JOB » Render every entry verbatim.
[start]
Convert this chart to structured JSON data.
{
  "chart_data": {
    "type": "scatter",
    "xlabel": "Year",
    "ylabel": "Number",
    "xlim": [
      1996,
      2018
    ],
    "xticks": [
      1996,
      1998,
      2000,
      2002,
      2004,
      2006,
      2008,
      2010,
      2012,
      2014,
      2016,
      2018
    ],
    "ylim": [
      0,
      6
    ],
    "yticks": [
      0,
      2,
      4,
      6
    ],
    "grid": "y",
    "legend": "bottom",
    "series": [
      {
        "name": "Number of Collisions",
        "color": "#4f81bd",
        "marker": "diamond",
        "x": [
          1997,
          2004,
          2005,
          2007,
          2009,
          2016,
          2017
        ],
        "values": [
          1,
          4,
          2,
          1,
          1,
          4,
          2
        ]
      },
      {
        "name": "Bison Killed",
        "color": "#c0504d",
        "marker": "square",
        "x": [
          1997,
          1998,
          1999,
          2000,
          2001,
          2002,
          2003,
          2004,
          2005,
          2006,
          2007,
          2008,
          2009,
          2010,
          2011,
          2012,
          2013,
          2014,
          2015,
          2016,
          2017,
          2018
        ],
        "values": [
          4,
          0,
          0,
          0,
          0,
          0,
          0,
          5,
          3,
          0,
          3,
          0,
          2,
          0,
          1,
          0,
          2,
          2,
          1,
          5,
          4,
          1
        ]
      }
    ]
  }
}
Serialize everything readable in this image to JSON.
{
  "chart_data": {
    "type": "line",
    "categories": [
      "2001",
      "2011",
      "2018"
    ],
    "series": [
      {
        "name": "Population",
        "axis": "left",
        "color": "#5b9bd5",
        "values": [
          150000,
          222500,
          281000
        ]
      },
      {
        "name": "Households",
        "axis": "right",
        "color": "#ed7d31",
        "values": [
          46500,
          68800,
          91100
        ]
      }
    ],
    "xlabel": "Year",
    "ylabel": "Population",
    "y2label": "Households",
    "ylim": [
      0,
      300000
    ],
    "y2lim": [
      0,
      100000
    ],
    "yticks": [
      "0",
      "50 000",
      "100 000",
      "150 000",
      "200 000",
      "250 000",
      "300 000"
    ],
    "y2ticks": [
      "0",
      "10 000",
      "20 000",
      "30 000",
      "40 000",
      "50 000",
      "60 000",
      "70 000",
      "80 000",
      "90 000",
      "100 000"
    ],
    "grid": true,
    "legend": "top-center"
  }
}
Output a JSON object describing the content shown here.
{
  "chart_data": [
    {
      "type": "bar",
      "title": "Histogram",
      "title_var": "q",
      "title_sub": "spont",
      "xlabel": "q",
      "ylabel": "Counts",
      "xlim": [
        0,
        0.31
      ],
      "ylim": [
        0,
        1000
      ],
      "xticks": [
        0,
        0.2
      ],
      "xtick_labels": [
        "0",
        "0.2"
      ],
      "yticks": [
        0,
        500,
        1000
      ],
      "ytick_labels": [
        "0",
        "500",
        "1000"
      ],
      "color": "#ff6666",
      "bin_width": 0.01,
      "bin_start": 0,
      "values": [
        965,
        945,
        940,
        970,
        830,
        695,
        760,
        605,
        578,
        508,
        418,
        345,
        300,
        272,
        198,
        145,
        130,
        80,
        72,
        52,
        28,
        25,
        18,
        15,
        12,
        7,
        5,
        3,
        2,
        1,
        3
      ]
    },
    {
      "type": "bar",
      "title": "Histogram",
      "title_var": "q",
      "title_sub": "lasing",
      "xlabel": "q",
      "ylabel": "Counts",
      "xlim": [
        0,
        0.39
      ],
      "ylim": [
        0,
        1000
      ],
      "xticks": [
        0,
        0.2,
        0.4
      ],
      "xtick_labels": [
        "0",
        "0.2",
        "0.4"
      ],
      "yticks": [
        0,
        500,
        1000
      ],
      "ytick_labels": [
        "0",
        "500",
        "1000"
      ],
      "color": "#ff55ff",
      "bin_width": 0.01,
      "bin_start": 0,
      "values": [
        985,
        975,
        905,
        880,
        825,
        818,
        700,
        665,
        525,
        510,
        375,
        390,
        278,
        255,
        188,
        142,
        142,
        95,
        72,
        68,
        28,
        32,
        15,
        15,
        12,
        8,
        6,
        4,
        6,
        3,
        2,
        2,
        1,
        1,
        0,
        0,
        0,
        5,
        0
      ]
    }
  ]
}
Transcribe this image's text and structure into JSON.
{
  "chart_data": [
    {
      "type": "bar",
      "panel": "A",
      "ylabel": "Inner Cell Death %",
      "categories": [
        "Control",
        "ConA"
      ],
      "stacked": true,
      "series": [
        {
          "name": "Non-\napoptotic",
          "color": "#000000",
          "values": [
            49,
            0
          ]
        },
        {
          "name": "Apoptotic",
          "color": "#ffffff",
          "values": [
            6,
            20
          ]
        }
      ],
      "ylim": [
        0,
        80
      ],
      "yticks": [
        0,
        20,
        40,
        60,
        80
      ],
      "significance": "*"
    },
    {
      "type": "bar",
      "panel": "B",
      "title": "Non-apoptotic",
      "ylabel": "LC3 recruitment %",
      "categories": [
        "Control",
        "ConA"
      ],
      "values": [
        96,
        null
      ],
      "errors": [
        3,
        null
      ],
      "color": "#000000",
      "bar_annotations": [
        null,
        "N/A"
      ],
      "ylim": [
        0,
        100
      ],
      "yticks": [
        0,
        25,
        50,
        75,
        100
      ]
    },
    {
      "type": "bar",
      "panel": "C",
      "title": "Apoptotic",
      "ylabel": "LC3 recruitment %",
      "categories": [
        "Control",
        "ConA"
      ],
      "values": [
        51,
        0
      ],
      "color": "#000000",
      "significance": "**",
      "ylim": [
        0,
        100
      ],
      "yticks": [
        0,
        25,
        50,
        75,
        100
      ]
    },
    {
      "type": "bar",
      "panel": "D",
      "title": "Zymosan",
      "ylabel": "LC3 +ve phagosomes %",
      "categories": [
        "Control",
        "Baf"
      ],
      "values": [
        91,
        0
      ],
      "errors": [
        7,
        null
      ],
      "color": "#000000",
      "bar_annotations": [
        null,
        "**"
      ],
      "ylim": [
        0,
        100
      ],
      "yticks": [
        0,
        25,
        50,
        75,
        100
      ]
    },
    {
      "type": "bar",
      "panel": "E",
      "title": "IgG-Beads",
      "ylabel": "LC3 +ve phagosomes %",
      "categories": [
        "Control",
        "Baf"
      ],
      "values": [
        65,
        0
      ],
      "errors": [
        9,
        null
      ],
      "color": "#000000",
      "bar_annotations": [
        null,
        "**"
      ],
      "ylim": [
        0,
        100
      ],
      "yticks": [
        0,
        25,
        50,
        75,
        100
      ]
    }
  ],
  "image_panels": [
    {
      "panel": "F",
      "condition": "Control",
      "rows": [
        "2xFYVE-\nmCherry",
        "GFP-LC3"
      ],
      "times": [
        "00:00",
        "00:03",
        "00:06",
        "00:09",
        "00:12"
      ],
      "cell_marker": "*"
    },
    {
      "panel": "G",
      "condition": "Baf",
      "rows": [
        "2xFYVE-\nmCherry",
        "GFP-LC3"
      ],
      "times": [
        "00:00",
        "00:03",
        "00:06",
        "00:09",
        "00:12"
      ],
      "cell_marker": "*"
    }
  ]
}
[end]
EXERCISE RESPONSE »
Convert this chart to structured JSON data.
{
  "chart_data": {
    "type": "scatter",
    "xlabel": "Year",
    "ylabel": "Number",
    "xlim": [
      1996,
      2018
    ],
    "xticks": [
      1996,
      1998,
      2000,
      2002,
      2004,
      2006,
      2008,
      2010,
      2012,
      2014,
      2016,
      2018
    ],
    "ylim": [
      0,
      6
    ],
    "yticks": [
      0,
      2,
      4,
      6
    ],
    "grid": "y",
    "legend": "bottom",
    "series": [
      {
        "name": "Number of Collisions",
        "color": "#4f81bd",
        "marker": "diamond",
        "x": [
          1997,
          2004,
          2005,
          2007,
          2009,
          2016,
          2017
        ],
        "values": [
          1,
          4,
          2,
          1,
          1,
          4,
          2
        ]
      },
      {
        "name": "Bison Killed",
        "color": "#c0504d",
        "marker": "square",
        "x": [
          1997,
          1998,
          1999,
          2000,
          2001,
          2002,
          2003,
          2004,
          2005,
          2006,
          2007,
          2008,
          2009,
          2010,
          2011,
          2012,
          2013,
          2014,
          2015,
          2016,
          2017,
          2018
        ],
        "values": [
          4,
          0,
          0,
          0,
          0,
          0,
          0,
          5,
          3,
          0,
          3,
          0,
          2,
          0,
          1,
          0,
          2,
          2,
          1,
          5,
          4,
          1
        ]
      }
    ]
  }
}
Serialize everything readable in this image to JSON.
{
  "chart_data": {
    "type": "line",
    "categories": [
      "2001",
      "2011",
      "2018"
    ],
    "series": [
      {
        "name": "Population",
        "axis": "left",
        "color": "#5b9bd5",
        "values": [
          150000,
          222500,
          281000
        ]
      },
      {
        "name": "Households",
        "axis": "right",
        "color": "#ed7d31",
        "values": [
          46500,
          68800,
          91100
        ]
      }
    ],
    "xlabel": "Year",
    "ylabel": "Population",
    "y2label": "Households",
    "ylim": [
      0,
      300000
    ],
    "y2lim": [
      0,
      100000
    ],
    "yticks": [
      "0",
      "50 000",
      "100 000",
      "150 000",
      "200 000",
      "250 000",
      "300 000"
    ],
    "y2ticks": [
      "0",
      "10 000",
      "20 000",
      "30 000",
      "40 000",
      "50 000",
      "60 000",
      "70 000",
      "80 000",
      "90 000",
      "100 000"
    ],
    "grid": true,
    "legend": "top-center"
  }
}
Output a JSON object describing the content shown here.
{
  "chart_data": [
    {
      "type": "bar",
      "title": "Histogram",
      "title_var": "q",
      "title_sub": "spont",
      "xlabel": "q",
      "ylabel": "Counts",
      "xlim": [
        0,
        0.31
      ],
      "ylim": [
        0,
        1000
      ],
      "xticks": [
        0,
        0.2
      ],
      "xtick_labels": [
        "0",
        "0.2"
      ],
      "yticks": [
        0,
        500,
        1000
      ],
      "ytick_labels": [
        "0",
        "500",
        "1000"
      ],
      "color": "#ff6666",
      "bin_width": 0.01,
      "bin_start": 0,
      "values": [
        965,
        945,
        940,
        970,
        830,
        695,
        760,
        605,
        578,
        508,
        418,
        345,
        300,
        272,
        198,
        145,
        130,
        80,
        72,
        52,
        28,
        25,
        18,
        15,
        12,
        7,
        5,
        3,
        2,
        1,
        3
      ]
    },
    {
      "type": "bar",
      "title": "Histogram",
      "title_var": "q",
      "title_sub": "lasing",
      "xlabel": "q",
      "ylabel": "Counts",
      "xlim": [
        0,
        0.39
      ],
      "ylim": [
        0,
        1000
      ],
      "xticks": [
        0,
        0.2,
        0.4
      ],
      "xtick_labels": [
        "0",
        "0.2",
        "0.4"
      ],
      "yticks": [
        0,
        500,
        1000
      ],
      "ytick_labels": [
        "0",
        "500",
        "1000"
      ],
      "color": "#ff55ff",
      "bin_width": 0.01,
      "bin_start": 0,
      "values": [
        985,
        975,
        905,
        880,
        825,
        818,
        700,
        665,
        525,
        510,
        375,
        390,
        278,
        255,
        188,
        142,
        142,
        95,
        72,
        68,
        28,
        32,
        15,
        15,
        12,
        8,
        6,
        4,
        6,
        3,
        2,
        2,
        1,
        1,
        0,
        0,
        0,
        5,
        0
      ]
    }
  ]
}
Transcribe this image's text and structure into JSON.
{
  "chart_data": [
    {
      "type": "bar",
      "panel": "A",
      "ylabel": "Inner Cell Death %",
      "categories": [
        "Control",
        "ConA"
      ],
      "stacked": true,
      "series": [
        {
          "name": "Non-\napoptotic",
          "color": "#000000",
          "values": [
            49,
            0
          ]
        },
        {
          "name": "Apoptotic",
          "color": "#ffffff",
          "values": [
            6,
            20
          ]
        }
      ],
      "ylim": [
        0,
        80
      ],
      "yticks": [
        0,
        20,
        40,
        60,
        80
      ],
      "significance": "*"
    },
    {
      "type": "bar",
      "panel": "B",
      "title": "Non-apoptotic",
      "ylabel": "LC3 recruitment %",
      "categories": [
        "Control",
        "ConA"
      ],
      "values": [
        96,
        null
      ],
      "errors": [
        3,
        null
      ],
      "color": "#000000",
      "bar_annotations": [
        null,
        "N/A"
      ],
      "ylim": [
        0,
        100
      ],
      "yticks": [
        0,
        25,
        50,
        75,
        100
      ]
    },
    {
      "type": "bar",
      "panel": "C",
      "title": "Apoptotic",
      "ylabel": "LC3 recruitment %",
      "categories": [
        "Control",
        "ConA"
      ],
      "values": [
        51,
        0
      ],
      "color": "#000000",
      "significance": "**",
      "ylim": [
        0,
        100
      ],
      "yticks": [
        0,
        25,
        50,
        75,
        100
      ]
    },
    {
      "type": "bar",
      "panel": "D",
      "title": "Zymosan",
      "ylabel": "LC3 +ve phagosomes %",
      "categories": [
        "Control",
        "Baf"
      ],
      "values": [
        91,
        0
      ],
      "errors": [
        7,
        null
      ],
      "color": "#000000",
      "bar_annotations": [
        null,
        "**"
      ],
      "ylim": [
        0,
        100
      ],
      "yticks": [
        0,
        25,
        50,
        75,
        100
      ]
    },
    {
      "type": "bar",
      "panel": "E",
      "title": "IgG-Beads",
      "ylabel": "LC3 +ve phagosomes %",
      "categories": [
        "Control",
        "Baf"
      ],
      "values": [
        65,
        0
      ],
      "errors": [
        9,
        null
      ],
      "color": "#000000",
      "bar_annotations": [
        null,
        "**"
      ],
      "ylim": [
        0,
        100
      ],
      "yticks": [
        0,
        25,
        50,
        75,
        100
      ]
    }
  ],
  "image_panels": [
    {
      "panel": "F",
      "condition": "Control",
      "rows": [
        "2xFYVE-\nmCherry",
        "GFP-LC3"
      ],
      "times": [
        "00:00",
        "00:03",
        "00:06",
        "00:09",
        "00:12"
      ],
      "cell_marker": "*"
    },
    {
      "panel": "G",
      "condition": "Baf",
      "rows": [
        "2xFYVE-\nmCherry",
        "GFP-LC3"
      ],
      "times": [
        "00:00",
        "00:03",
        "00:06",
        "00:09",
        "00:12"
      ],
      "cell_marker": "*"
    }
  ]
}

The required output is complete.